### Data to use
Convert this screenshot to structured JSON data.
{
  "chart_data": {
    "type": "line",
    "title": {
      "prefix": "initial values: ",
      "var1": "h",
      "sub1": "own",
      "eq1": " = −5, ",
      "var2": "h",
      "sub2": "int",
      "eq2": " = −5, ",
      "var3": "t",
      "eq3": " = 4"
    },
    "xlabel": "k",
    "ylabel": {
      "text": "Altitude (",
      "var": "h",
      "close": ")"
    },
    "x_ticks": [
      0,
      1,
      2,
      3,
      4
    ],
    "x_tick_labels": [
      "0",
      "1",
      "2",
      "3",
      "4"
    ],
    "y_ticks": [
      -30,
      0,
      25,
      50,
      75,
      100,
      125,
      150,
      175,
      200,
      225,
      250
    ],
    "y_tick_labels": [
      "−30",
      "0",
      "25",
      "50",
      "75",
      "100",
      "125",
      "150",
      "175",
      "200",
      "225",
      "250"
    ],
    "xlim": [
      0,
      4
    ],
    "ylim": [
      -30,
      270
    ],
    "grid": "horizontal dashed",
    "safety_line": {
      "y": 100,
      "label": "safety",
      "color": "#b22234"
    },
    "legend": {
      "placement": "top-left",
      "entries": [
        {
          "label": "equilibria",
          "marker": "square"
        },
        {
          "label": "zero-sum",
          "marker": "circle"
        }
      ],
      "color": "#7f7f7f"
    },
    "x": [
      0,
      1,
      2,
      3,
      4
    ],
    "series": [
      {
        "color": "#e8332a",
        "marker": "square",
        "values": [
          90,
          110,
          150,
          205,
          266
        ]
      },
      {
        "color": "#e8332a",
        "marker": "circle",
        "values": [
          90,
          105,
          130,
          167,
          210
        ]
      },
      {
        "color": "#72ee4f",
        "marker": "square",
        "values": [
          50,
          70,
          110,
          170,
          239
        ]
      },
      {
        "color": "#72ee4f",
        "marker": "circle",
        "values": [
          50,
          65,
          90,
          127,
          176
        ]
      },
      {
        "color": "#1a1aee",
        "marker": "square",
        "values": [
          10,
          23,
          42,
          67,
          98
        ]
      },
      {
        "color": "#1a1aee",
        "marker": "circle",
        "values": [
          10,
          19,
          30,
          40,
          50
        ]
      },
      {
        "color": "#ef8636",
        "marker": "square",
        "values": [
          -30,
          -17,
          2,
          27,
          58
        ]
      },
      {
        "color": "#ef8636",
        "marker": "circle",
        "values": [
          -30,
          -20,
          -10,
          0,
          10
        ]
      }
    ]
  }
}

### Written exercise
Restate each record exactly as written.

### Response to this task
Convert this screenshot to structured JSON data.
{
  "chart_data": {
    "type": "line",
    "title": {
      "prefix": "initial values: ",
      "var1": "h",
      "sub1": "own",
      "eq1": " = −5, ",
      "var2": "h",
      "sub2": "int",
      "eq2": " = −5, ",
      "var3": "t",
      "eq3": " = 4"
    },
    "xlabel": "k",
    "ylabel": {
      "text": "Altitude (",
      "var": "h",
      "close": ")"
    },
    "x_ticks": [
      0,
      1,
      2,
      3,
      4
    ],
    "x_tick_labels": [
      "0",
      "1",
      "2",
      "3",
      "4"
    ],
    "y_ticks": [
      -30,
      0,
      25,
      50,
      75,
      100,
      125,
      150,
      175,
      200,
      225,
      250
    ],
    "y_tick_labels": [
      "−30",
      "0",
      "25",
      "50",
      "75",
      "100",
      "125",
      "150",
      "175",
      "200",
      "225",
      "250"
    ],
    "xlim": [
      0,
      4
    ],
    "ylim": [
      -30,
      270
    ],
    "grid": "horizontal dashed",
    "safety_line": {
      "y": 100,
      "label": "safety",
      "color": "#b22234"
    },
    "legend": {
      "placement": "top-left",
      "entries": [
        {
          "label": "equilibria",
          "marker": "square"
        },
        {
          "label": "zero-sum",
          "marker": "circle"
        }
      ],
      "color": "#7f7f7f"
    },
    "x": [
      0,
      1,
      2,
      3,
      4
    ],
    "series": [
      {
        "color": "#e8332a",
        "marker": "square",
        "values": [
          90,
          110,
          150,
          205,
          266
        ]
      },
      {
        "color": "#e8332a",
        "marker": "circle",
        "values": [
          90,
          105,
          130,
          167,
          210
        ]
      },
      {
        "color": "#72ee4f",
        "marker": "square",
        "values": [
          50,
          70,
          110,
          170,
          239
        ]
      },
      {
        "color": "#72ee4f",
        "marker": "circle",
        "values": [
          50,
          65,
          90,
          127,
          176
        ]
      },
      {
        "color": "#1a1aee",
        "marker": "square",
        "values": [
          10,
          23,
          42,
          67,
          98
        ]
      },
      {
        "color": "#1a1aee",
        "marker": "circle",
        "values": [
          10,
          19,
          30,
          40,
          50
        ]
      },
      {
        "color": "#ef8636",
        "marker": "square",
        "values": [
          -30,
          -17,
          2,
          27,
          58
        ]
      },
      {
        "color": "#ef8636",
        "marker": "circle",
        "values": [
          -30,
          -20,
          -10,
          0,
          10
        ]
      }
    ]
  }
}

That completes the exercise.